>> Begin

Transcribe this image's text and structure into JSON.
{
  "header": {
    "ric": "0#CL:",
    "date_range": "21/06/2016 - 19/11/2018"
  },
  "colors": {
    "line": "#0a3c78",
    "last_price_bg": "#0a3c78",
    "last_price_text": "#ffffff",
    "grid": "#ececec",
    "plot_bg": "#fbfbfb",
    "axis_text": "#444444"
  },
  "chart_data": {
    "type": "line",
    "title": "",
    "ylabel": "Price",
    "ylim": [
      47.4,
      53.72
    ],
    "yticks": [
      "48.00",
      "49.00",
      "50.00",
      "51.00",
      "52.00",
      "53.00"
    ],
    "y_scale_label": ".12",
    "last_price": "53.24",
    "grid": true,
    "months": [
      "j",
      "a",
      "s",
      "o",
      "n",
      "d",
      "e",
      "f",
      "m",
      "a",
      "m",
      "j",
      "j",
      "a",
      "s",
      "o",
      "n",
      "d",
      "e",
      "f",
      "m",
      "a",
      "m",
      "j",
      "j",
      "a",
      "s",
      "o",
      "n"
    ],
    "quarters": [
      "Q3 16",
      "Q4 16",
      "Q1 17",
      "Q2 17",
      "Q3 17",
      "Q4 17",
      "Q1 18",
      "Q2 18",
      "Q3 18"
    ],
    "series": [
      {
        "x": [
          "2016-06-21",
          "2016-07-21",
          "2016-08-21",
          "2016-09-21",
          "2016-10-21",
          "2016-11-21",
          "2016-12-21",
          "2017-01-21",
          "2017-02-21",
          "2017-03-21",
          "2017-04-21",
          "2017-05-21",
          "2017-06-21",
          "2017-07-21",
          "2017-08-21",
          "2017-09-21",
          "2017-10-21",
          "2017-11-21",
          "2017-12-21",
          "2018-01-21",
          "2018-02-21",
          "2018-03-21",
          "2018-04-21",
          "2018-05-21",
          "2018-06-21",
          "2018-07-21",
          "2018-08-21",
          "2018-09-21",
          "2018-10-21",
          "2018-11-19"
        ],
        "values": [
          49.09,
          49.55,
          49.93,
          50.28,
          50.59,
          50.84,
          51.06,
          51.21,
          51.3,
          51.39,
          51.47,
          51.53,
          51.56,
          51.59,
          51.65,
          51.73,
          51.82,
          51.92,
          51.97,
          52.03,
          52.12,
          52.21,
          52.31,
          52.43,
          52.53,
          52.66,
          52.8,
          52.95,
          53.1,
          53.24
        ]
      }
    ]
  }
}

>> End

◆ **Exercise task**
Write out every entry above, word for word.

◆ **Output below**
Transcribe this image's text and structure into JSON.
{
  "header": {
    "ric": "0#CL:",
    "date_range": "21/06/2016 - 19/11/2018"
  },
  "colors": {
    "line": "#0a3c78",
    "last_price_bg": "#0a3c78",
    "last_price_text": "#ffffff",
    "grid": "#ececec",
    "plot_bg": "#fbfbfb",
    "axis_text": "#444444"
  },
  "chart_data": {
    "type": "line",
    "title": "",
    "ylabel": "Price",
    "ylim": [
      47.4,
      53.72
    ],
    "yticks": [
      "48.00",
      "49.00",
      "50.00",
      "51.00",
      "52.00",
      "53.00"
    ],
    "y_scale_label": ".12",
    "last_price": "53.24",
    "grid": true,
    "months": [
      "j",
      "a",
      "s",
      "o",
      "n",
      "d",
      "e",
      "f",
      "m",
      "a",
      "m",
      "j",
      "j",
      "a",
      "s",
      "o",
      "n",
      "d",
      "e",
      "f",
      "m",
      "a",
      "m",
      "j",
      "j",
      "a",
      "s",
      "o",
      "n"
    ],
    "quarters": [
      "Q3 16",
      "Q4 16",
      "Q1 17",
      "Q2 17",
      "Q3 17",
      "Q4 17",
      "Q1 18",
      "Q2 18",
      "Q3 18"
    ],
    "series": [
      {
        "x": [
          "2016-06-21",
          "2016-07-21",
          "2016-08-21",
          "2016-09-21",
          "2016-10-21",
          "2016-11-21",
          "2016-12-21",
          "2017-01-21",
          "2017-02-21",
          "2017-03-21",
          "2017-04-21",
          "2017-05-21",
          "2017-06-21",
          "2017-07-21",
          "2017-08-21",
          "2017-09-21",
          "2017-10-21",
          "2017-11-21",
          "2017-12-21",
          "2018-01-21",
          "2018-02-21",
          "2018-03-21",
          "2018-04-21",
          "2018-05-21",
          "2018-06-21",
          "2018-07-21",
          "2018-08-21",
          "2018-09-21",
          "2018-10-21",
          "2018-11-19"
        ],
        "values": [
          49.09,
          49.55,
          49.93,
          50.28,
          50.59,
          50.84,
          51.06,
          51.21,
          51.3,
          51.39,
          51.47,
          51.53,
          51.56,
          51.59,
          51.65,
          51.73,
          51.82,
          51.92,
          51.97,
          52.03,
          52.12,
          52.21,
          52.31,
          52.43,
          52.53,
          52.66,
          52.8,
          52.95,
          53.1,
          53.24
        ]
      }
    ]
  }
}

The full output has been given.